━━━ EXERCISE INPUT ━━━

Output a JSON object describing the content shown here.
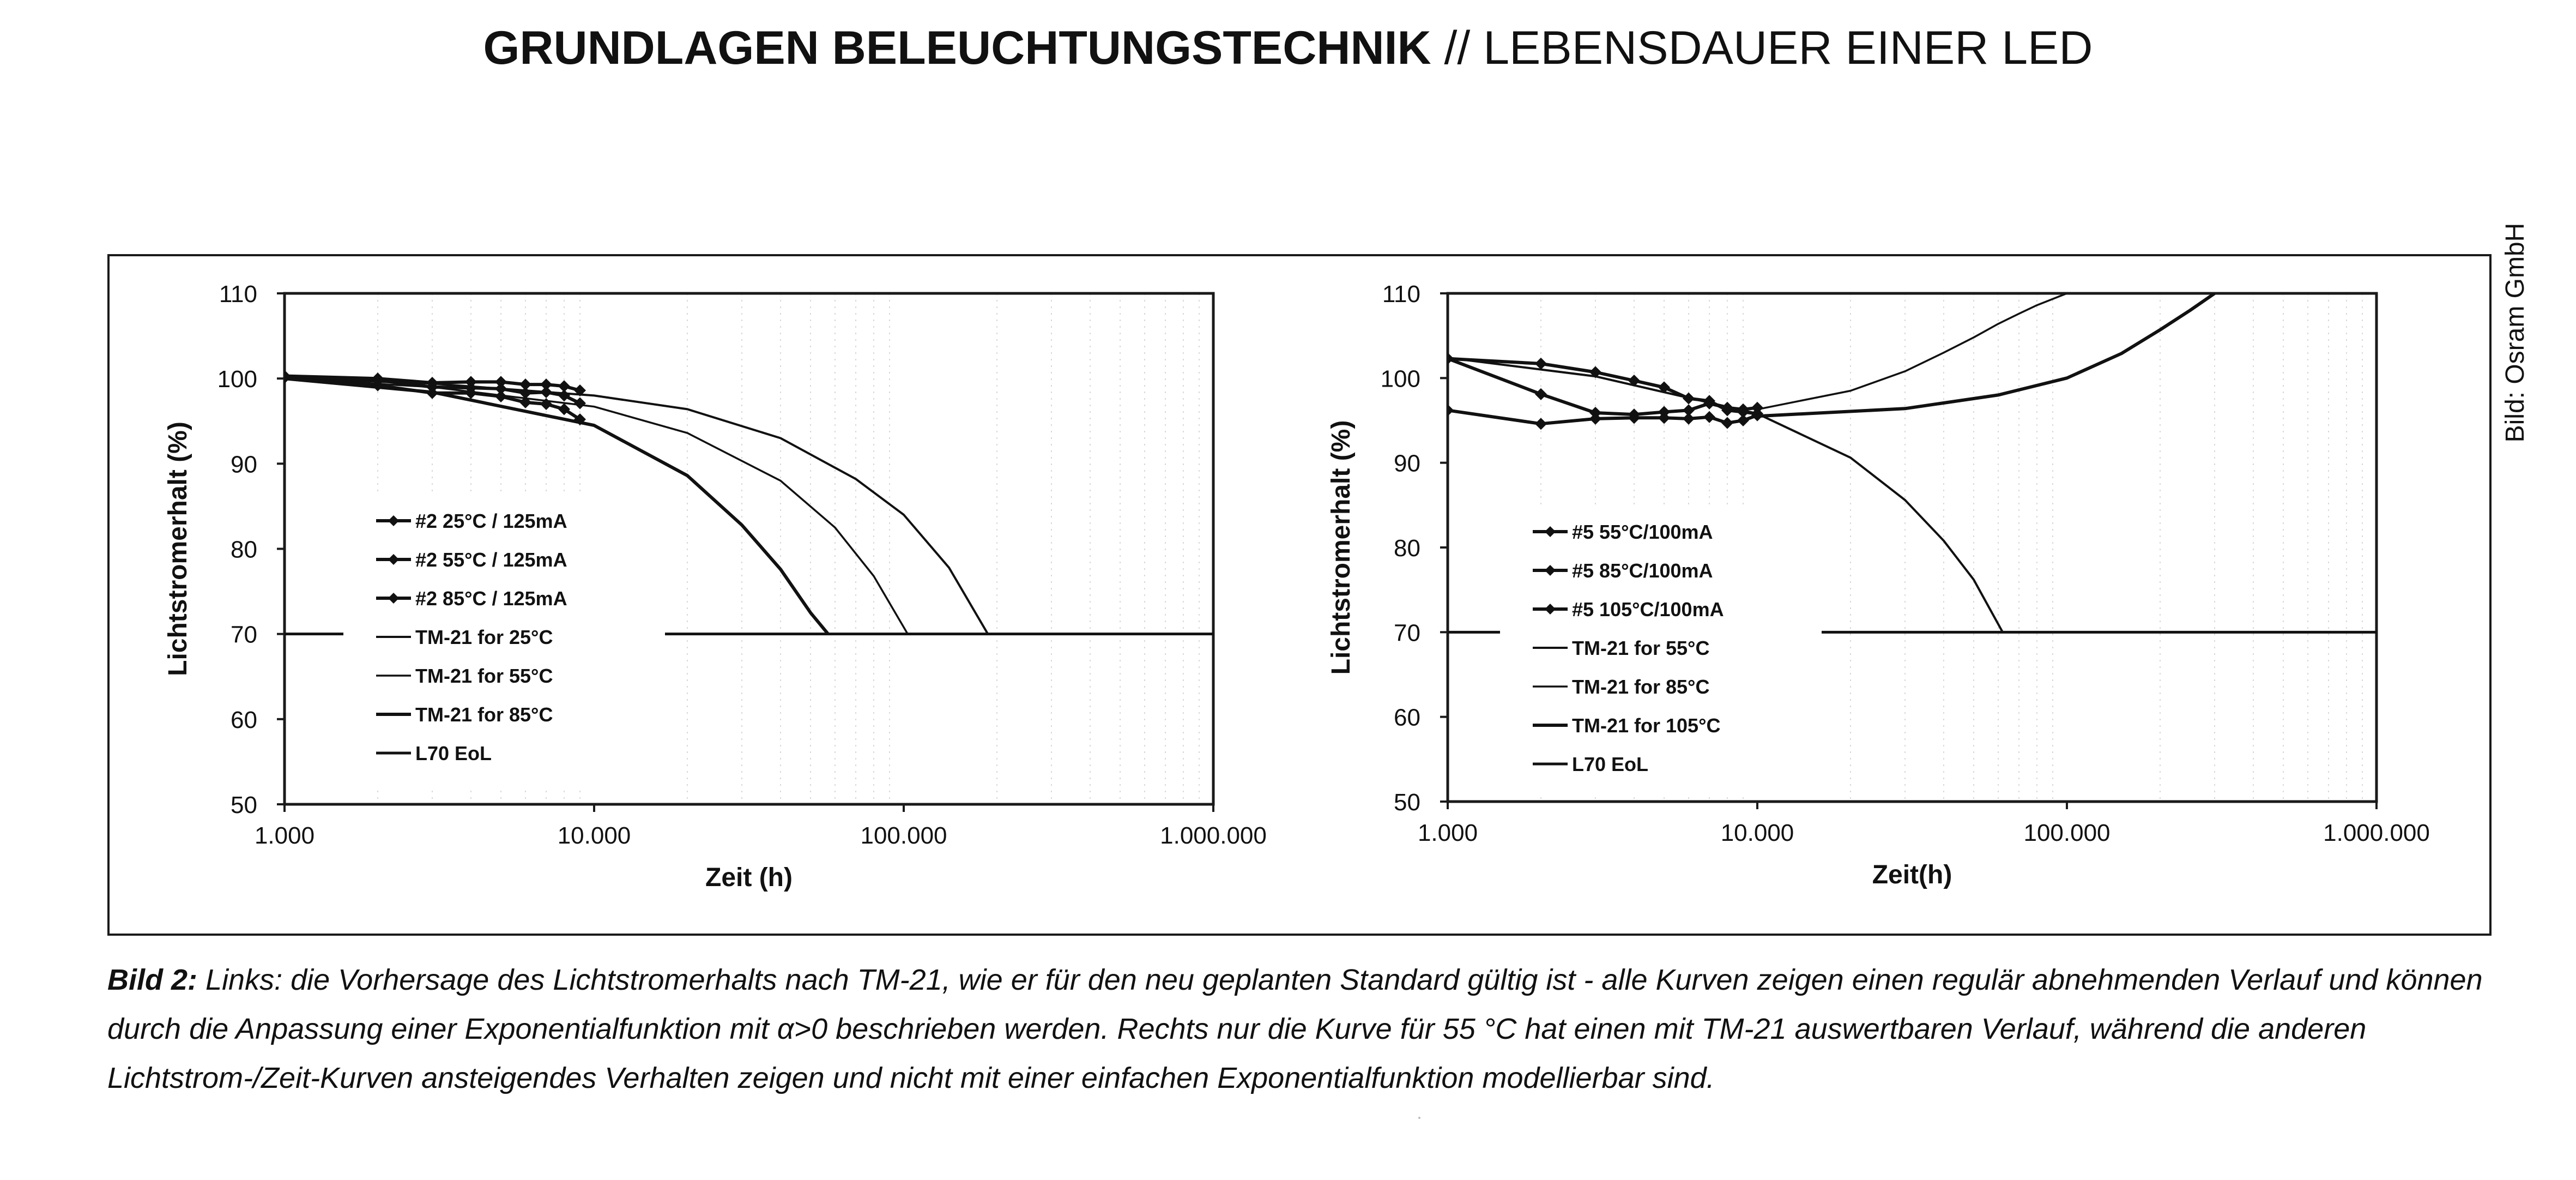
{
  "header": {
    "bold": "GRUNDLAGEN BELEUCHTUNGSTECHNIK",
    "separator": "//",
    "light": "LEBENSDAUER EINER LED"
  },
  "credit": "Bild: Osram GmbH",
  "caption": {
    "label": "Bild 2:",
    "text": "Links: die Vorhersage des Lichtstromerhalts nach TM-21, wie er für den neu geplanten Standard gültig ist - alle Kurven zeigen einen regulär abnehmenden Verlauf und können durch die Anpassung einer Exponentialfunktion mit α>0 beschrieben werden. Rechts nur die Kurve für 55 °C hat einen mit TM-21 auswertbaren Verlauf, während die anderen Lichtstrom-/Zeit-Kurven ansteigendes Verhalten zeigen und nicht mit einer einfachen Exponentialfunktion modellierbar sind."
  },
  "chart_data": [
    {
      "type": "line",
      "x_scale": "log",
      "xlabel": "Zeit (h)",
      "ylabel": "Lichtstromerhalt (%)",
      "xlim": [
        1000,
        1000000
      ],
      "ylim": [
        50,
        110
      ],
      "x_ticks": [
        1000,
        10000,
        100000,
        1000000
      ],
      "x_tick_labels": [
        "1.000",
        "10.000",
        "100.000",
        "1.000.000"
      ],
      "y_ticks": [
        50,
        60,
        70,
        80,
        90,
        100,
        110
      ],
      "grid": true,
      "legend_position": "left-center",
      "series": [
        {
          "name": "#2 25°C / 125mA",
          "marker": "diamond",
          "x": [
            1000,
            2000,
            3000,
            4000,
            5000,
            6000,
            7000,
            8000,
            9000
          ],
          "y": [
            100.3,
            100.0,
            99.5,
            99.6,
            99.6,
            99.3,
            99.3,
            99.1,
            98.6
          ]
        },
        {
          "name": "#2 55°C / 125mA",
          "marker": "diamond",
          "x": [
            1000,
            2000,
            3000,
            4000,
            5000,
            6000,
            7000,
            8000,
            9000
          ],
          "y": [
            100.2,
            99.8,
            99.0,
            98.9,
            98.8,
            98.3,
            98.4,
            98.0,
            97.1
          ]
        },
        {
          "name": "#2 85°C / 125mA",
          "marker": "diamond",
          "x": [
            1000,
            2000,
            3000,
            4000,
            5000,
            6000,
            7000,
            8000,
            9000
          ],
          "y": [
            100.1,
            99.2,
            98.3,
            98.3,
            97.9,
            97.2,
            97.0,
            96.4,
            95.2
          ]
        },
        {
          "name": "TM-21 for 25°C",
          "x": [
            1000,
            3000,
            10000,
            20000,
            40000,
            70000,
            100000,
            140000,
            187000
          ],
          "y": [
            100.0,
            99.4,
            98.0,
            96.4,
            93.0,
            88.2,
            84.0,
            77.8,
            70.0
          ]
        },
        {
          "name": "TM-21 for 55°C",
          "x": [
            1000,
            3000,
            10000,
            20000,
            40000,
            60000,
            80000,
            103000
          ],
          "y": [
            100.0,
            99.0,
            96.7,
            93.6,
            88.0,
            82.5,
            76.8,
            70.0
          ]
        },
        {
          "name": "TM-21 for 85°C",
          "x": [
            1000,
            3000,
            10000,
            20000,
            30000,
            40000,
            50000,
            57000
          ],
          "y": [
            100.0,
            98.4,
            94.5,
            88.6,
            82.8,
            77.6,
            72.5,
            70.0
          ]
        },
        {
          "name": "L70 EoL",
          "x": [
            1000,
            1000000
          ],
          "y": [
            70,
            70
          ]
        }
      ]
    },
    {
      "type": "line",
      "x_scale": "log",
      "xlabel": "Zeit(h)",
      "ylabel": "Lichtstromerhalt (%)",
      "xlim": [
        1000,
        1000000
      ],
      "ylim": [
        50,
        110
      ],
      "x_ticks": [
        1000,
        10000,
        100000,
        1000000
      ],
      "x_tick_labels": [
        "1.000",
        "10.000",
        "100.000",
        "1.000.000"
      ],
      "y_ticks": [
        50,
        60,
        70,
        80,
        90,
        100,
        110
      ],
      "grid": true,
      "legend_position": "left-center",
      "series": [
        {
          "name": "#5 55°C/100mA",
          "marker": "diamond",
          "x": [
            1000,
            2000,
            3000,
            4000,
            5000,
            6000,
            7000,
            8000,
            9000,
            10000
          ],
          "y": [
            102.3,
            101.7,
            100.7,
            99.7,
            98.9,
            97.6,
            97.3,
            96.2,
            96.0,
            95.8
          ]
        },
        {
          "name": "#5 85°C/100mA",
          "marker": "diamond",
          "x": [
            1000,
            2000,
            3000,
            4000,
            5000,
            6000,
            7000,
            8000,
            9000,
            10000
          ],
          "y": [
            102.3,
            98.1,
            95.9,
            95.7,
            96.0,
            96.2,
            97.0,
            96.5,
            96.3,
            96.5
          ]
        },
        {
          "name": "#5 105°C/100mA",
          "marker": "diamond",
          "x": [
            1000,
            2000,
            3000,
            4000,
            5000,
            6000,
            7000,
            8000,
            9000,
            10000
          ],
          "y": [
            96.2,
            94.6,
            95.2,
            95.3,
            95.3,
            95.2,
            95.4,
            94.7,
            95.0,
            95.6
          ]
        },
        {
          "name": "TM-21 for 55°C",
          "x": [
            1000,
            3000,
            10000,
            20000,
            30000,
            40000,
            50000,
            62000
          ],
          "y": [
            102.4,
            100.2,
            95.8,
            90.6,
            85.6,
            80.8,
            76.2,
            70.0
          ]
        },
        {
          "name": "TM-21 for 85°C",
          "x": [
            10000,
            20000,
            30000,
            40000,
            50000,
            60000,
            70000,
            80000,
            100000
          ],
          "y": [
            96.3,
            98.5,
            100.8,
            103.0,
            104.8,
            106.4,
            107.6,
            108.6,
            110.0
          ]
        },
        {
          "name": "TM-21 for 105°C",
          "x": [
            10000,
            30000,
            60000,
            100000,
            150000,
            200000,
            250000,
            300000
          ],
          "y": [
            95.5,
            96.4,
            98.0,
            100.0,
            102.9,
            105.7,
            108.0,
            110.0
          ]
        },
        {
          "name": "L70 EoL",
          "x": [
            1000,
            1000000
          ],
          "y": [
            70,
            70
          ]
        }
      ]
    }
  ]
}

━━━

**STATED EXERCISE**
Copy the records exactly. Skip the pictures.

**OUTPUT BELOW**
Output a JSON object describing the content shown here.
{
  "header": {
    "bold": "GRUNDLAGEN BELEUCHTUNGSTECHNIK",
    "separator": "//",
    "light": "LEBENSDAUER EINER LED"
  },
  "credit": "Bild: Osram GmbH",
  "caption": {
    "label": "Bild 2:",
    "text": "Links: die Vorhersage des Lichtstromerhalts nach TM-21, wie er für den neu geplanten Standard gültig ist - alle Kurven zeigen einen regulär abnehmenden Verlauf und können durch die Anpassung einer Exponentialfunktion mit α>0 beschrieben werden. Rechts nur die Kurve für 55 °C hat einen mit TM-21 auswertbaren Verlauf, während die anderen Lichtstrom-/Zeit-Kurven ansteigendes Verhalten zeigen und nicht mit einer einfachen Exponentialfunktion modellierbar sind."
  },
  "chart_data": [
    {
      "type": "line",
      "x_scale": "log",
      "xlabel": "Zeit (h)",
      "ylabel": "Lichtstromerhalt (%)",
      "xlim": [
        1000,
        1000000
      ],
      "ylim": [
        50,
        110
      ],
      "x_ticks": [
        1000,
        10000,
        100000,
        1000000
      ],
      "x_tick_labels": [
        "1.000",
        "10.000",
        "100.000",
        "1.000.000"
      ],
      "y_ticks": [
        50,
        60,
        70,
        80,
        90,
        100,
        110
      ],
      "grid": true,
      "legend_position": "left-center",
      "series": [
        {
          "name": "#2 25°C / 125mA",
          "marker": "diamond",
          "x": [
            1000,
            2000,
            3000,
            4000,
            5000,
            6000,
            7000,
            8000,
            9000
          ],
          "y": [
            100.3,
            100.0,
            99.5,
            99.6,
            99.6,
            99.3,
            99.3,
            99.1,
            98.6
          ]
        },
        {
          "name": "#2 55°C / 125mA",
          "marker": "diamond",
          "x": [
            1000,
            2000,
            3000,
            4000,
            5000,
            6000,
            7000,
            8000,
            9000
          ],
          "y": [
            100.2,
            99.8,
            99.0,
            98.9,
            98.8,
            98.3,
            98.4,
            98.0,
            97.1
          ]
        },
        {
          "name": "#2 85°C / 125mA",
          "marker": "diamond",
          "x": [
            1000,
            2000,
            3000,
            4000,
            5000,
            6000,
            7000,
            8000,
            9000
          ],
          "y": [
            100.1,
            99.2,
            98.3,
            98.3,
            97.9,
            97.2,
            97.0,
            96.4,
            95.2
          ]
        },
        {
          "name": "TM-21 for 25°C",
          "x": [
            1000,
            3000,
            10000,
            20000,
            40000,
            70000,
            100000,
            140000,
            187000
          ],
          "y": [
            100.0,
            99.4,
            98.0,
            96.4,
            93.0,
            88.2,
            84.0,
            77.8,
            70.0
          ]
        },
        {
          "name": "TM-21 for 55°C",
          "x": [
            1000,
            3000,
            10000,
            20000,
            40000,
            60000,
            80000,
            103000
          ],
          "y": [
            100.0,
            99.0,
            96.7,
            93.6,
            88.0,
            82.5,
            76.8,
            70.0
          ]
        },
        {
          "name": "TM-21 for 85°C",
          "x": [
            1000,
            3000,
            10000,
            20000,
            30000,
            40000,
            50000,
            57000
          ],
          "y": [
            100.0,
            98.4,
            94.5,
            88.6,
            82.8,
            77.6,
            72.5,
            70.0
          ]
        },
        {
          "name": "L70 EoL",
          "x": [
            1000,
            1000000
          ],
          "y": [
            70,
            70
          ]
        }
      ]
    },
    {
      "type": "line",
      "x_scale": "log",
      "xlabel": "Zeit(h)",
      "ylabel": "Lichtstromerhalt (%)",
      "xlim": [
        1000,
        1000000
      ],
      "ylim": [
        50,
        110
      ],
      "x_ticks": [
        1000,
        10000,
        100000,
        1000000
      ],
      "x_tick_labels": [
        "1.000",
        "10.000",
        "100.000",
        "1.000.000"
      ],
      "y_ticks": [
        50,
        60,
        70,
        80,
        90,
        100,
        110
      ],
      "grid": true,
      "legend_position": "left-center",
      "series": [
        {
          "name": "#5 55°C/100mA",
          "marker": "diamond",
          "x": [
            1000,
            2000,
            3000,
            4000,
            5000,
            6000,
            7000,
            8000,
            9000,
            10000
          ],
          "y": [
            102.3,
            101.7,
            100.7,
            99.7,
            98.9,
            97.6,
            97.3,
            96.2,
            96.0,
            95.8
          ]
        },
        {
          "name": "#5 85°C/100mA",
          "marker": "diamond",
          "x": [
            1000,
            2000,
            3000,
            4000,
            5000,
            6000,
            7000,
            8000,
            9000,
            10000
          ],
          "y": [
            102.3,
            98.1,
            95.9,
            95.7,
            96.0,
            96.2,
            97.0,
            96.5,
            96.3,
            96.5
          ]
        },
        {
          "name": "#5 105°C/100mA",
          "marker": "diamond",
          "x": [
            1000,
            2000,
            3000,
            4000,
            5000,
            6000,
            7000,
            8000,
            9000,
            10000
          ],
          "y": [
            96.2,
            94.6,
            95.2,
            95.3,
            95.3,
            95.2,
            95.4,
            94.7,
            95.0,
            95.6
          ]
        },
        {
          "name": "TM-21 for 55°C",
          "x": [
            1000,
            3000,
            10000,
            20000,
            30000,
            40000,
            50000,
            62000
          ],
          "y": [
            102.4,
            100.2,
            95.8,
            90.6,
            85.6,
            80.8,
            76.2,
            70.0
          ]
        },
        {
          "name": "TM-21 for 85°C",
          "x": [
            10000,
            20000,
            30000,
            40000,
            50000,
            60000,
            70000,
            80000,
            100000
          ],
          "y": [
            96.3,
            98.5,
            100.8,
            103.0,
            104.8,
            106.4,
            107.6,
            108.6,
            110.0
          ]
        },
        {
          "name": "TM-21 for 105°C",
          "x": [
            10000,
            30000,
            60000,
            100000,
            150000,
            200000,
            250000,
            300000
          ],
          "y": [
            95.5,
            96.4,
            98.0,
            100.0,
            102.9,
            105.7,
            108.0,
            110.0
          ]
        },
        {
          "name": "L70 EoL",
          "x": [
            1000,
            1000000
          ],
          "y": [
            70,
            70
          ]
        }
      ]
    }
  ]
}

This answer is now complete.